If any record holds an image, omit the image and print the rest exactly.

Items from an interface collection:
-- Opening Marker --
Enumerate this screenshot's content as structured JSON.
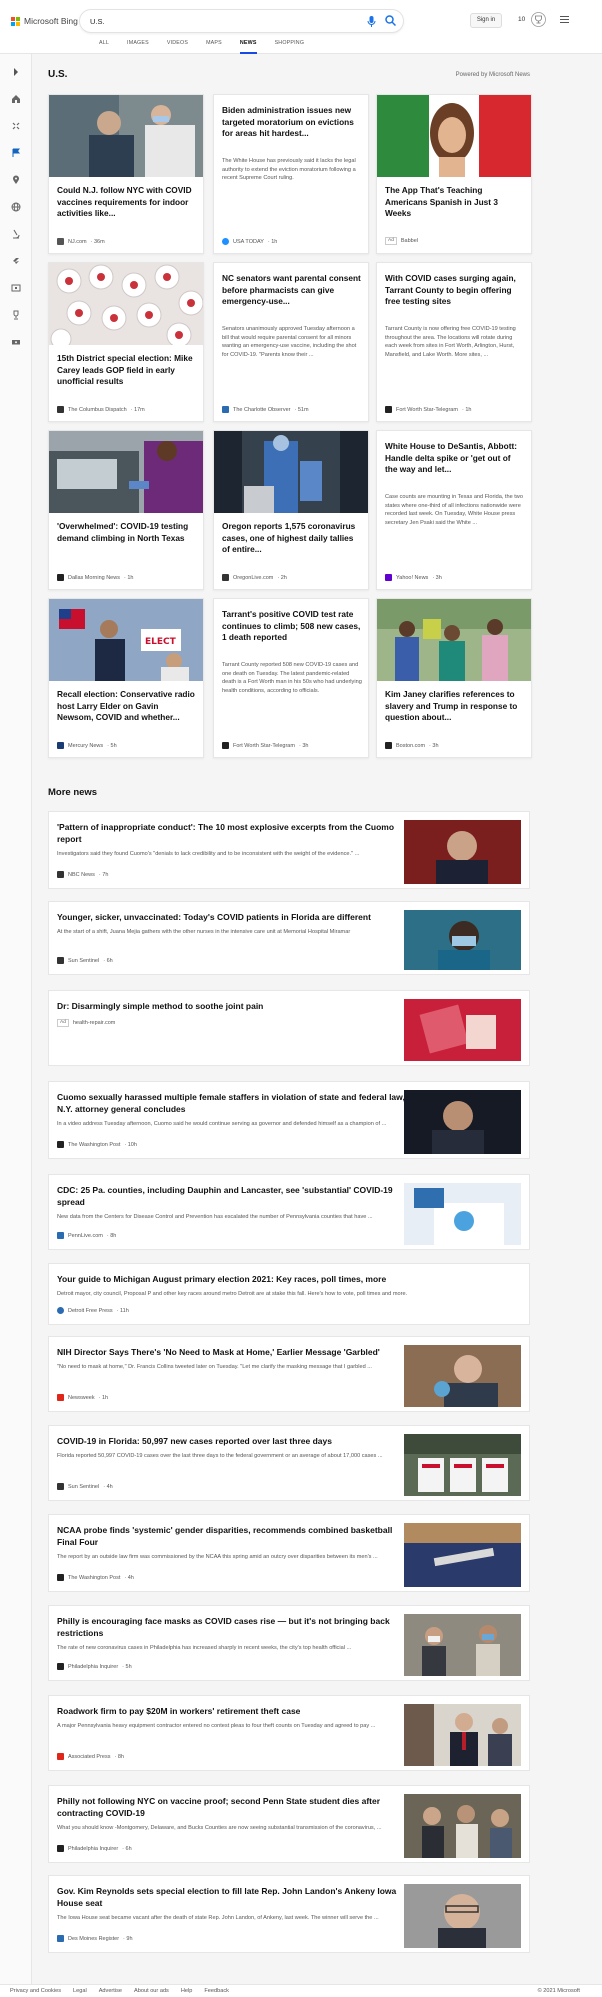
{
  "brand": {
    "name": "Microsoft Bing",
    "colors": [
      "#f25022",
      "#7fba00",
      "#00a4ef",
      "#ffb900"
    ]
  },
  "search": {
    "value": "U.S.",
    "placeholder": ""
  },
  "header": {
    "signin_label": "Sign in",
    "points": "10"
  },
  "tabs": [
    "ALL",
    "IMAGES",
    "VIDEOS",
    "MAPS",
    "NEWS",
    "SHOPPING"
  ],
  "active_tab": "NEWS",
  "section": {
    "title": "U.S.",
    "powered_by": "Powered by Microsoft News"
  },
  "cards": [
    {
      "title": "Could N.J. follow NYC with COVID vaccines requirements for indoor activities like...",
      "body": "",
      "source": "NJ.com",
      "time": "· 36m",
      "fav_color": "#555"
    },
    {
      "title": "Biden administration issues new targeted moratorium on evictions for areas hit hardest...",
      "body": "The White House has previously said it lacks the legal authority to extend the eviction moratorium following a recent Supreme Court ruling.",
      "source": "USA TODAY",
      "time": "· 1h",
      "fav_color": "#1e90ff"
    },
    {
      "title": "The App That's Teaching Americans Spanish in Just 3 Weeks",
      "body": "",
      "source": "Babbel",
      "time": "",
      "ad": "Ad",
      "fav_color": ""
    },
    {
      "title": "15th District special election: Mike Carey leads GOP field in early unofficial results",
      "body": "",
      "source": "The Columbus Dispatch",
      "time": "· 17m",
      "fav_color": "#333"
    },
    {
      "title": "NC senators want parental consent before pharmacists can give emergency-use...",
      "body": "Senators unanimously approved Tuesday afternoon a bill that would require parental consent for all minors wanting an emergency-use vaccine, including the shot for COVID-19. \"Parents know their ...",
      "source": "The Charlotte Observer",
      "time": "· 51m",
      "fav_color": "#2a6bb1"
    },
    {
      "title": "With COVID cases surging again, Tarrant County to begin offering free testing sites",
      "body": "Tarrant County is now offering free COVID-19 testing throughout the area. The locations will rotate during each week from sites in Fort Worth, Arlington, Hurst, Mansfield, and Lake Worth. More sites, ...",
      "source": "Fort Worth Star-Telegram",
      "time": "· 1h",
      "fav_color": "#222"
    },
    {
      "title": "'Overwhelmed': COVID-19 testing demand climbing in North Texas",
      "body": "",
      "source": "Dallas Morning News",
      "time": "· 1h",
      "fav_color": "#222"
    },
    {
      "title": "Oregon reports 1,575 coronavirus cases, one of highest daily tallies of entire...",
      "body": "",
      "source": "OregonLive.com",
      "time": "· 2h",
      "fav_color": "#333"
    },
    {
      "title": "White House to DeSantis, Abbott: Handle delta spike or 'get out of the way and let...",
      "body": "Case counts are mounting in Texas and Florida, the two states where one-third of all infections nationwide were recorded last week. On Tuesday, White House press secretary Jen Psaki said the White ...",
      "source": "Yahoo! News",
      "time": "· 3h",
      "fav_color": "#6001d2"
    },
    {
      "title": "Recall election: Conservative radio host Larry Elder on Gavin Newsom, COVID and whether...",
      "body": "",
      "source": "Mercury News",
      "time": "· 5h",
      "fav_color": "#1a3c73"
    },
    {
      "title": "Tarrant's positive COVID test rate continues to climb; 508 new cases, 1 death reported",
      "body": "Tarrant County reported 508 new COVID-19 cases and one death on Tuesday. The latest pandemic-related death is a Fort Worth man in his 50s who had underlying health conditions, according to officials.",
      "source": "Fort Worth Star-Telegram",
      "time": "· 3h",
      "fav_color": "#222"
    },
    {
      "title": "Kim Janey clarifies references to slavery and Trump in response to question about...",
      "body": "",
      "source": "Boston.com",
      "time": "· 3h",
      "fav_color": "#222"
    }
  ],
  "more_news": {
    "title": "More news"
  },
  "rows": [
    {
      "title": "'Pattern of inappropriate conduct': The 10 most explosive excerpts from the Cuomo report",
      "body": "Investigators said they found Cuomo's \"denials to lack credibility and to be inconsistent with the weight of the evidence.\" ...",
      "source": "NBC News",
      "time": "· 7h",
      "fav_color": "#333"
    },
    {
      "title": "Younger, sicker, unvaccinated: Today's COVID patients in Florida are different",
      "body": "At the start of a shift, Juana Mejia gathers with the other nurses in the intensive care unit at Memorial Hospital Miramar",
      "source": "Sun Sentinel",
      "time": "· 6h",
      "fav_color": "#333"
    },
    {
      "title": "Dr: Disarmingly simple method to soothe joint pain",
      "body": "",
      "source": "health-repair.com",
      "time": "",
      "ad": "Ad",
      "fav_color": ""
    },
    {
      "title": "Cuomo sexually harassed multiple female staffers in violation of state and federal law, N.Y. attorney general concludes",
      "body": "In a video address Tuesday afternoon, Cuomo said he would continue serving as governor and defended himself as a champion of ...",
      "source": "The Washington Post",
      "time": "· 10h",
      "fav_color": "#222"
    },
    {
      "title": "CDC: 25 Pa. counties, including Dauphin and Lancaster, see 'substantial' COVID-19 spread",
      "body": "New data from the Centers for Disease Control and Prevention has escalated the number of Pennsylvania counties that have ...",
      "source": "PennLive.com",
      "time": "· 8h",
      "fav_color": "#2a6bb1"
    },
    {
      "title": "Your guide to Michigan August primary election 2021: Key races, poll times, more",
      "body": "Detroit mayor, city council, Proposal P and other key races around metro Detroit are at stake this fall. Here's how to vote, poll times and more.",
      "source": "Detroit Free Press",
      "time": "· 11h",
      "fav_color": "#2a6bb1"
    },
    {
      "title": "NIH Director Says There's 'No Need to Mask at Home,' Earlier Message 'Garbled'",
      "body": "\"No need to mask at home,\" Dr. Francis Collins tweeted later on Tuesday. \"Let me clarify the masking message that I garbled ...",
      "source": "Newsweek",
      "time": "· 1h",
      "fav_color": "#e0261b"
    },
    {
      "title": "COVID-19 in Florida: 50,997 new cases reported over last three days",
      "body": "Florida reported 50,997 COVID-19 cases over the last three days to the federal government or an average of about 17,000 cases ...",
      "source": "Sun Sentinel",
      "time": "· 4h",
      "fav_color": "#333"
    },
    {
      "title": "NCAA probe finds 'systemic' gender disparities, recommends combined basketball Final Four",
      "body": "The report by an outside law firm was commissioned by the NCAA this spring amid an outcry over disparities between its men's ...",
      "source": "The Washington Post",
      "time": "· 4h",
      "fav_color": "#222"
    },
    {
      "title": "Philly is encouraging face masks as COVID cases rise — but it's not bringing back restrictions",
      "body": "The rate of new coronavirus cases in Philadelphia has increased sharply in recent weeks, the city's top health official ...",
      "source": "Philadelphia Inquirer",
      "time": "· 5h",
      "fav_color": "#222"
    },
    {
      "title": "Roadwork firm to pay $20M in workers' retirement theft case",
      "body": "A major Pennsylvania heavy equipment contractor entered no contest pleas to four theft counts on Tuesday and agreed to pay ...",
      "source": "Associated Press",
      "time": "· 8h",
      "fav_color": "#e0261b"
    },
    {
      "title": "Philly not following NYC on vaccine proof; second Penn State student dies after contracting COVID-19",
      "body": "What you should know -Montgomery, Delaware, and Bucks Counties are now seeing substantial transmission of the coronavirus, ...",
      "source": "Philadelphia Inquirer",
      "time": "· 6h",
      "fav_color": "#222"
    },
    {
      "title": "Gov. Kim Reynolds sets special election to fill late Rep. John Landon's Ankeny Iowa House seat",
      "body": "The Iowa House seat became vacant after the death of state Rep. John Landon, of Ankeny, last week. The winner will serve the ...",
      "source": "Des Moines Register",
      "time": "· 9h",
      "fav_color": "#2a6bb1"
    }
  ],
  "footer": {
    "links": [
      "Privacy and Cookies",
      "Legal",
      "Advertise",
      "About our ads",
      "Help",
      "Feedback"
    ],
    "copyright": "© 2021 Microsoft"
  }
}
-- Closing Marker --
ANSWER BOX:
Enumerate this screenshot's content as structured JSON.
{
  "brand": {
    "name": "Microsoft Bing",
    "colors": [
      "#f25022",
      "#7fba00",
      "#00a4ef",
      "#ffb900"
    ]
  },
  "search": {
    "value": "U.S.",
    "placeholder": ""
  },
  "header": {
    "signin_label": "Sign in",
    "points": "10"
  },
  "tabs": [
    "ALL",
    "IMAGES",
    "VIDEOS",
    "MAPS",
    "NEWS",
    "SHOPPING"
  ],
  "active_tab": "NEWS",
  "section": {
    "title": "U.S.",
    "powered_by": "Powered by Microsoft News"
  },
  "cards": [
    {
      "title": "Could N.J. follow NYC with COVID vaccines requirements for indoor activities like...",
      "body": "",
      "source": "NJ.com",
      "time": "· 36m",
      "fav_color": "#555"
    },
    {
      "title": "Biden administration issues new targeted moratorium on evictions for areas hit hardest...",
      "body": "The White House has previously said it lacks the legal authority to extend the eviction moratorium following a recent Supreme Court ruling.",
      "source": "USA TODAY",
      "time": "· 1h",
      "fav_color": "#1e90ff"
    },
    {
      "title": "The App That's Teaching Americans Spanish in Just 3 Weeks",
      "body": "",
      "source": "Babbel",
      "time": "",
      "ad": "Ad",
      "fav_color": ""
    },
    {
      "title": "15th District special election: Mike Carey leads GOP field in early unofficial results",
      "body": "",
      "source": "The Columbus Dispatch",
      "time": "· 17m",
      "fav_color": "#333"
    },
    {
      "title": "NC senators want parental consent before pharmacists can give emergency-use...",
      "body": "Senators unanimously approved Tuesday afternoon a bill that would require parental consent for all minors wanting an emergency-use vaccine, including the shot for COVID-19. \"Parents know their ...",
      "source": "The Charlotte Observer",
      "time": "· 51m",
      "fav_color": "#2a6bb1"
    },
    {
      "title": "With COVID cases surging again, Tarrant County to begin offering free testing sites",
      "body": "Tarrant County is now offering free COVID-19 testing throughout the area. The locations will rotate during each week from sites in Fort Worth, Arlington, Hurst, Mansfield, and Lake Worth. More sites, ...",
      "source": "Fort Worth Star-Telegram",
      "time": "· 1h",
      "fav_color": "#222"
    },
    {
      "title": "'Overwhelmed': COVID-19 testing demand climbing in North Texas",
      "body": "",
      "source": "Dallas Morning News",
      "time": "· 1h",
      "fav_color": "#222"
    },
    {
      "title": "Oregon reports 1,575 coronavirus cases, one of highest daily tallies of entire...",
      "body": "",
      "source": "OregonLive.com",
      "time": "· 2h",
      "fav_color": "#333"
    },
    {
      "title": "White House to DeSantis, Abbott: Handle delta spike or 'get out of the way and let...",
      "body": "Case counts are mounting in Texas and Florida, the two states where one-third of all infections nationwide were recorded last week. On Tuesday, White House press secretary Jen Psaki said the White ...",
      "source": "Yahoo! News",
      "time": "· 3h",
      "fav_color": "#6001d2"
    },
    {
      "title": "Recall election: Conservative radio host Larry Elder on Gavin Newsom, COVID and whether...",
      "body": "",
      "source": "Mercury News",
      "time": "· 5h",
      "fav_color": "#1a3c73"
    },
    {
      "title": "Tarrant's positive COVID test rate continues to climb; 508 new cases, 1 death reported",
      "body": "Tarrant County reported 508 new COVID-19 cases and one death on Tuesday. The latest pandemic-related death is a Fort Worth man in his 50s who had underlying health conditions, according to officials.",
      "source": "Fort Worth Star-Telegram",
      "time": "· 3h",
      "fav_color": "#222"
    },
    {
      "title": "Kim Janey clarifies references to slavery and Trump in response to question about...",
      "body": "",
      "source": "Boston.com",
      "time": "· 3h",
      "fav_color": "#222"
    }
  ],
  "more_news": {
    "title": "More news"
  },
  "rows": [
    {
      "title": "'Pattern of inappropriate conduct': The 10 most explosive excerpts from the Cuomo report",
      "body": "Investigators said they found Cuomo's \"denials to lack credibility and to be inconsistent with the weight of the evidence.\" ...",
      "source": "NBC News",
      "time": "· 7h",
      "fav_color": "#333"
    },
    {
      "title": "Younger, sicker, unvaccinated: Today's COVID patients in Florida are different",
      "body": "At the start of a shift, Juana Mejia gathers with the other nurses in the intensive care unit at Memorial Hospital Miramar",
      "source": "Sun Sentinel",
      "time": "· 6h",
      "fav_color": "#333"
    },
    {
      "title": "Dr: Disarmingly simple method to soothe joint pain",
      "body": "",
      "source": "health-repair.com",
      "time": "",
      "ad": "Ad",
      "fav_color": ""
    },
    {
      "title": "Cuomo sexually harassed multiple female staffers in violation of state and federal law, N.Y. attorney general concludes",
      "body": "In a video address Tuesday afternoon, Cuomo said he would continue serving as governor and defended himself as a champion of ...",
      "source": "The Washington Post",
      "time": "· 10h",
      "fav_color": "#222"
    },
    {
      "title": "CDC: 25 Pa. counties, including Dauphin and Lancaster, see 'substantial' COVID-19 spread",
      "body": "New data from the Centers for Disease Control and Prevention has escalated the number of Pennsylvania counties that have ...",
      "source": "PennLive.com",
      "time": "· 8h",
      "fav_color": "#2a6bb1"
    },
    {
      "title": "Your guide to Michigan August primary election 2021: Key races, poll times, more",
      "body": "Detroit mayor, city council, Proposal P and other key races around metro Detroit are at stake this fall. Here's how to vote, poll times and more.",
      "source": "Detroit Free Press",
      "time": "· 11h",
      "fav_color": "#2a6bb1"
    },
    {
      "title": "NIH Director Says There's 'No Need to Mask at Home,' Earlier Message 'Garbled'",
      "body": "\"No need to mask at home,\" Dr. Francis Collins tweeted later on Tuesday. \"Let me clarify the masking message that I garbled ...",
      "source": "Newsweek",
      "time": "· 1h",
      "fav_color": "#e0261b"
    },
    {
      "title": "COVID-19 in Florida: 50,997 new cases reported over last three days",
      "body": "Florida reported 50,997 COVID-19 cases over the last three days to the federal government or an average of about 17,000 cases ...",
      "source": "Sun Sentinel",
      "time": "· 4h",
      "fav_color": "#333"
    },
    {
      "title": "NCAA probe finds 'systemic' gender disparities, recommends combined basketball Final Four",
      "body": "The report by an outside law firm was commissioned by the NCAA this spring amid an outcry over disparities between its men's ...",
      "source": "The Washington Post",
      "time": "· 4h",
      "fav_color": "#222"
    },
    {
      "title": "Philly is encouraging face masks as COVID cases rise — but it's not bringing back restrictions",
      "body": "The rate of new coronavirus cases in Philadelphia has increased sharply in recent weeks, the city's top health official ...",
      "source": "Philadelphia Inquirer",
      "time": "· 5h",
      "fav_color": "#222"
    },
    {
      "title": "Roadwork firm to pay $20M in workers' retirement theft case",
      "body": "A major Pennsylvania heavy equipment contractor entered no contest pleas to four theft counts on Tuesday and agreed to pay ...",
      "source": "Associated Press",
      "time": "· 8h",
      "fav_color": "#e0261b"
    },
    {
      "title": "Philly not following NYC on vaccine proof; second Penn State student dies after contracting COVID-19",
      "body": "What you should know -Montgomery, Delaware, and Bucks Counties are now seeing substantial transmission of the coronavirus, ...",
      "source": "Philadelphia Inquirer",
      "time": "· 6h",
      "fav_color": "#222"
    },
    {
      "title": "Gov. Kim Reynolds sets special election to fill late Rep. John Landon's Ankeny Iowa House seat",
      "body": "The Iowa House seat became vacant after the death of state Rep. John Landon, of Ankeny, last week. The winner will serve the ...",
      "source": "Des Moines Register",
      "time": "· 9h",
      "fav_color": "#2a6bb1"
    }
  ],
  "footer": {
    "links": [
      "Privacy and Cookies",
      "Legal",
      "Advertise",
      "About our ads",
      "Help",
      "Feedback"
    ],
    "copyright": "© 2021 Microsoft"
  }
}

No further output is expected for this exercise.